══ PROVIDED DATA ══

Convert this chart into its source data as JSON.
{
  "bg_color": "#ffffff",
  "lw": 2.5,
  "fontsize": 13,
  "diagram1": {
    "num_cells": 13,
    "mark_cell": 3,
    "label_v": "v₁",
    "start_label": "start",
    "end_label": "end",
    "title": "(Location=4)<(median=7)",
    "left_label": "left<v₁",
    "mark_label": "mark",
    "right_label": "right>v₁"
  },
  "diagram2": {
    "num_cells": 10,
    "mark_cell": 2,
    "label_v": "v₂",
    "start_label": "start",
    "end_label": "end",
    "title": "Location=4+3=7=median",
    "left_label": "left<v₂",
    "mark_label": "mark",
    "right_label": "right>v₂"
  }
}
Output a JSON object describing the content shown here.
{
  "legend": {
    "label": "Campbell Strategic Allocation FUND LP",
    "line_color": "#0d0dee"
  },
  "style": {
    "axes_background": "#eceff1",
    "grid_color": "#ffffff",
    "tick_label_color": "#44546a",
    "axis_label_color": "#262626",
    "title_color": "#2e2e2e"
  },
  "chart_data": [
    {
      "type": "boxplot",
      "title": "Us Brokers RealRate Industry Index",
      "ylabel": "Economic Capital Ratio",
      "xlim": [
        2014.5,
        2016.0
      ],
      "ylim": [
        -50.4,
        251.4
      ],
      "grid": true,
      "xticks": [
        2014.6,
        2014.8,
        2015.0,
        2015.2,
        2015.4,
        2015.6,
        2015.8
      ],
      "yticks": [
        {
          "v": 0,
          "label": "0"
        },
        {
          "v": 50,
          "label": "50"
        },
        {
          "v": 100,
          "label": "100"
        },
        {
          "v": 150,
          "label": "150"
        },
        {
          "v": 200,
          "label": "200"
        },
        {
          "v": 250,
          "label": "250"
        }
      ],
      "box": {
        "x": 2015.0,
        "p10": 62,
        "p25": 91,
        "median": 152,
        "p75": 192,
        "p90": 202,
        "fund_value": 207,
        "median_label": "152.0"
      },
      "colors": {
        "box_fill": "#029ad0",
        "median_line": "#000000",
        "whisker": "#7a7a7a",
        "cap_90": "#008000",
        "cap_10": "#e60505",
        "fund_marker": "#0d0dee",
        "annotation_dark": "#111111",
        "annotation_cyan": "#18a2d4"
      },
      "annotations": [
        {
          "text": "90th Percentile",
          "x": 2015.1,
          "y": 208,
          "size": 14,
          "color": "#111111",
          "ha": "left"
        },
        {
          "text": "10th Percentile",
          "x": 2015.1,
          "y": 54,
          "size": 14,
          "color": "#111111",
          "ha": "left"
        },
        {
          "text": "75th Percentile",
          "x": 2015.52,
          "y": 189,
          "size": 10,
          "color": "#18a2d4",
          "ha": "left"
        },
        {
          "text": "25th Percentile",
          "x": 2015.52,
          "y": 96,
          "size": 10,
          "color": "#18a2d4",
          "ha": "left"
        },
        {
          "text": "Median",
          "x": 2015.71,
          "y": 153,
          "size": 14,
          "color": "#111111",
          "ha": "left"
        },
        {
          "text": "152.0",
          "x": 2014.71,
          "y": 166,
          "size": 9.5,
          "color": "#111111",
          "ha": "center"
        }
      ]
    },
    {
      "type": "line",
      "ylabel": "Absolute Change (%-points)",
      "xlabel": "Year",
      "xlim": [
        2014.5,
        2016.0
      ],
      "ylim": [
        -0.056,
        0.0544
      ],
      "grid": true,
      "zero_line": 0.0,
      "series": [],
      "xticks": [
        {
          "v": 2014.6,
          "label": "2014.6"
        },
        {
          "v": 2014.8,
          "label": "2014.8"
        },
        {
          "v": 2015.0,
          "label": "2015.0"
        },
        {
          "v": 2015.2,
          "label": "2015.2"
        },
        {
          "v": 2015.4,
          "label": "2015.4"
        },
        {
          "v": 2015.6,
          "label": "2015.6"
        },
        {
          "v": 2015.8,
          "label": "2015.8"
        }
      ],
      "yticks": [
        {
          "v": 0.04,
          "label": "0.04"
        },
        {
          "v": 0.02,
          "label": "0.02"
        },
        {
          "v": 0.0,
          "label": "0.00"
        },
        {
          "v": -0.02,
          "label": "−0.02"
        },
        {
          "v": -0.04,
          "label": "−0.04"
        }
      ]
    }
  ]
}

═══
══ PROVIDED DATA ══

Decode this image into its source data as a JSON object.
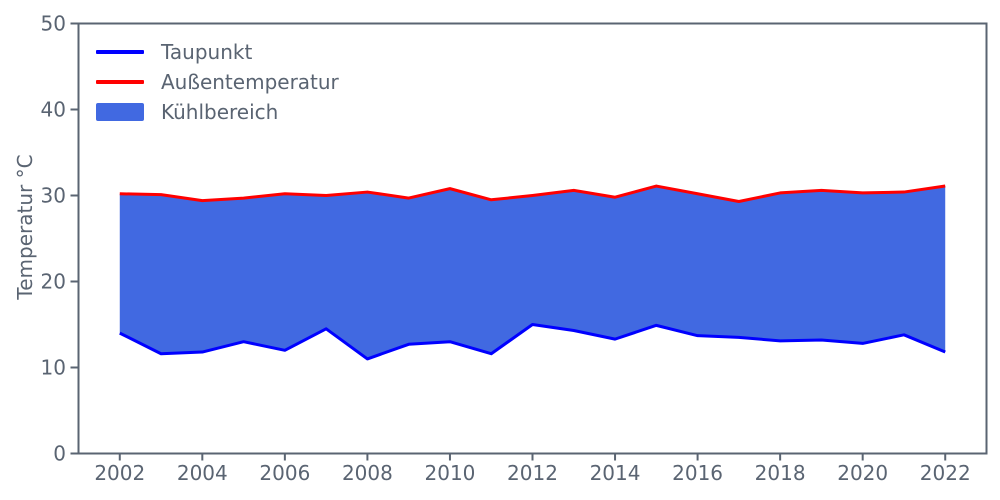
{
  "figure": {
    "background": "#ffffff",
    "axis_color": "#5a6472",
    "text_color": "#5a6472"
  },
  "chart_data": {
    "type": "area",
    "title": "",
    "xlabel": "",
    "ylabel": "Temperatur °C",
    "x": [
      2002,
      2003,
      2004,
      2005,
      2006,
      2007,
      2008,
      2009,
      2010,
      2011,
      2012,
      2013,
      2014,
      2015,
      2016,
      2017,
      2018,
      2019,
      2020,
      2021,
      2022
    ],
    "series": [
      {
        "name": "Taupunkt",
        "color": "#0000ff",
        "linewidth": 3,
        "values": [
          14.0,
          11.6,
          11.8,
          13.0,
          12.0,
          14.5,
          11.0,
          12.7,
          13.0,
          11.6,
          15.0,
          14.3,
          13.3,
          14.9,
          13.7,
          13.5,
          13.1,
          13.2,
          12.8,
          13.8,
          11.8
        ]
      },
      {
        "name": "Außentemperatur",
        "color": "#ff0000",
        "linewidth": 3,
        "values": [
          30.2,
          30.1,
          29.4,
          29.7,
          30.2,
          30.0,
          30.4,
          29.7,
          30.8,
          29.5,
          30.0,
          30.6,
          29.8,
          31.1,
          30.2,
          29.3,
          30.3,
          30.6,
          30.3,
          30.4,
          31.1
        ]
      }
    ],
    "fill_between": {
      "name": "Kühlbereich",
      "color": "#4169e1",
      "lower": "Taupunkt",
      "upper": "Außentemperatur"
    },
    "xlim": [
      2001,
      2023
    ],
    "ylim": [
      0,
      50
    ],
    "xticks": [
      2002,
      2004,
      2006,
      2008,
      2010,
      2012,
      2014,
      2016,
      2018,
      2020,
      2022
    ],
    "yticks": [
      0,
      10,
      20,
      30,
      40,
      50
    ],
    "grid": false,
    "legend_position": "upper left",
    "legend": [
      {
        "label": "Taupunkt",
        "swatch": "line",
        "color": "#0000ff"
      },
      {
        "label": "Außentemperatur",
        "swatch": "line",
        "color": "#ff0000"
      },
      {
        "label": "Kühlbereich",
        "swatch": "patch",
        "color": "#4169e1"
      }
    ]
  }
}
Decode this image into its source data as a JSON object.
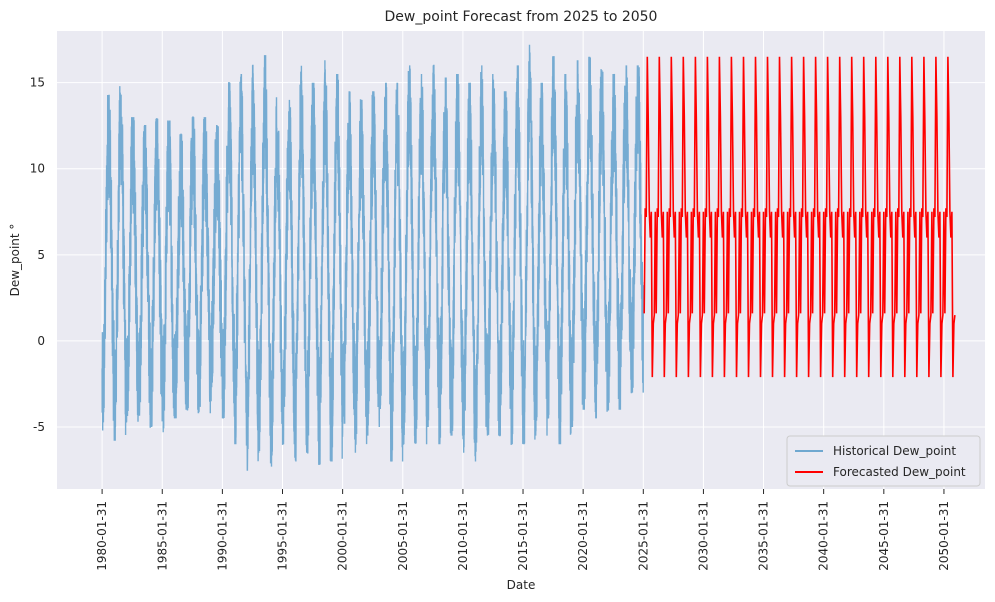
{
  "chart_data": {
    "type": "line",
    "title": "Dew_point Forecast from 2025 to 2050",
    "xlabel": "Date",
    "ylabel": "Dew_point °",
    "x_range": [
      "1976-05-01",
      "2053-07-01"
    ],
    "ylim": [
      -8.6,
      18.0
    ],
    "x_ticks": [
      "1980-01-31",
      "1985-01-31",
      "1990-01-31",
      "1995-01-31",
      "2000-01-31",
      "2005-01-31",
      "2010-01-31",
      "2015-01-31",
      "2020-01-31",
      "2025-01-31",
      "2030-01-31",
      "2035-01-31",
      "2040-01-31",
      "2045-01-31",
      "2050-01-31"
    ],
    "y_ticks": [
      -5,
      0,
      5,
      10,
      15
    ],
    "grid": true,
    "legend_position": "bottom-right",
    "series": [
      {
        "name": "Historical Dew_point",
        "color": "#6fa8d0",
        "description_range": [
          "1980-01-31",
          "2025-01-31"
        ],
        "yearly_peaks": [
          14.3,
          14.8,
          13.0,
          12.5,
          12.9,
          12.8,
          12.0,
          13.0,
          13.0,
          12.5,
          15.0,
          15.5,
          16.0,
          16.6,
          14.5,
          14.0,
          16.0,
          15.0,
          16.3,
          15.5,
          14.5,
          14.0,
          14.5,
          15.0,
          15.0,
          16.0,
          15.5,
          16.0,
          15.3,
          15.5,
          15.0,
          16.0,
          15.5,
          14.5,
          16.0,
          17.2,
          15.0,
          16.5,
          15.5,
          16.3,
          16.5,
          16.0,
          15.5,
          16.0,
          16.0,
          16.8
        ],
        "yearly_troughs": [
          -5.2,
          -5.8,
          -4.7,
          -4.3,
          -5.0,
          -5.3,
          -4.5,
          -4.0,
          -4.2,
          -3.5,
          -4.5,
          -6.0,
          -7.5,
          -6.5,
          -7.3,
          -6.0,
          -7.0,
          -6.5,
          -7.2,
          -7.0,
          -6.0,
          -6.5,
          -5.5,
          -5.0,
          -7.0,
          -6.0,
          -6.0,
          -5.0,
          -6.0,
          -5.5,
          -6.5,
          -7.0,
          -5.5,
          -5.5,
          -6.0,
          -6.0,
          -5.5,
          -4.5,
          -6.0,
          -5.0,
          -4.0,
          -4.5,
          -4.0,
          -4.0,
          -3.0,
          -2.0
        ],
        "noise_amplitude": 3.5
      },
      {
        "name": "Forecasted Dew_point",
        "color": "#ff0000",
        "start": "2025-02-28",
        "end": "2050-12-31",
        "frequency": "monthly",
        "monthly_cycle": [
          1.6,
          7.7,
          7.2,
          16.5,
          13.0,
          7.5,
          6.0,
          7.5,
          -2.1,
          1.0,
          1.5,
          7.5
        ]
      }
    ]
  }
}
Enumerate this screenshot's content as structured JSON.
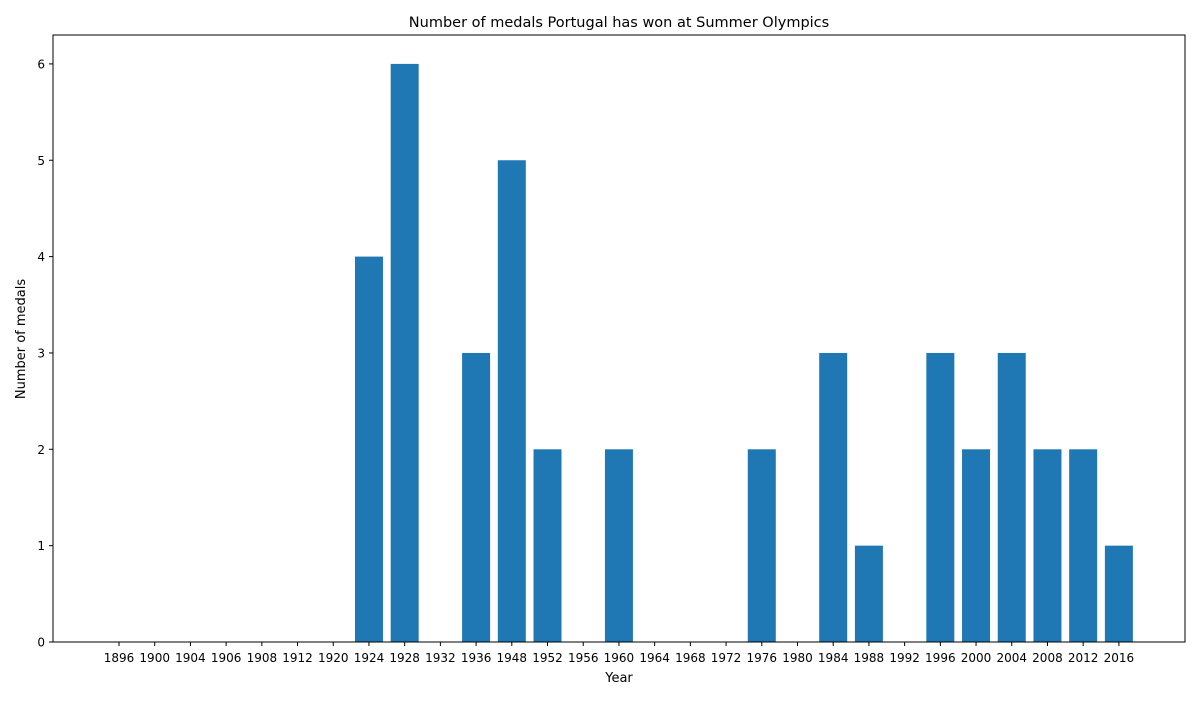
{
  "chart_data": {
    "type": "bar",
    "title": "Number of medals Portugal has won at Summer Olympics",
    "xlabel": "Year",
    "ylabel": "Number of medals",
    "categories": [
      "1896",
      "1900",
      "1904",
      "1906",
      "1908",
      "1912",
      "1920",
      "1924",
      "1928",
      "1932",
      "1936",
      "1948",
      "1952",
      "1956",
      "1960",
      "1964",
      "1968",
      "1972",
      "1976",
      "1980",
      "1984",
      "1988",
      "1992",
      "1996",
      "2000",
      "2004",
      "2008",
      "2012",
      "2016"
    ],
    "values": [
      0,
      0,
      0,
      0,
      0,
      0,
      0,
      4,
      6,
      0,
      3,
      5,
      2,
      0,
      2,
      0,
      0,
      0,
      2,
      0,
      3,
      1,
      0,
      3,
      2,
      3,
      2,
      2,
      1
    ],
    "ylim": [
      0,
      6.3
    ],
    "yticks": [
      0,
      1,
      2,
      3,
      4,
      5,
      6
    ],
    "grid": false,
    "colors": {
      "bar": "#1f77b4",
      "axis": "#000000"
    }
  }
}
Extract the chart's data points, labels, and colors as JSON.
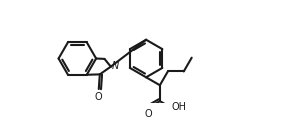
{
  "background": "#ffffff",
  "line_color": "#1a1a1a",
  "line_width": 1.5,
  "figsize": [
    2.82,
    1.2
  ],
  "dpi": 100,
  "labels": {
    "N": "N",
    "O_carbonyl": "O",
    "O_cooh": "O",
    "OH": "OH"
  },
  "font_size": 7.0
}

═══

AIM | Filter the records down to the lines that contain the string "upper", and copy those lines.

OUTPUT BELOW |
      "upper": "Außentemperatur"
    "legend_position": "upper left",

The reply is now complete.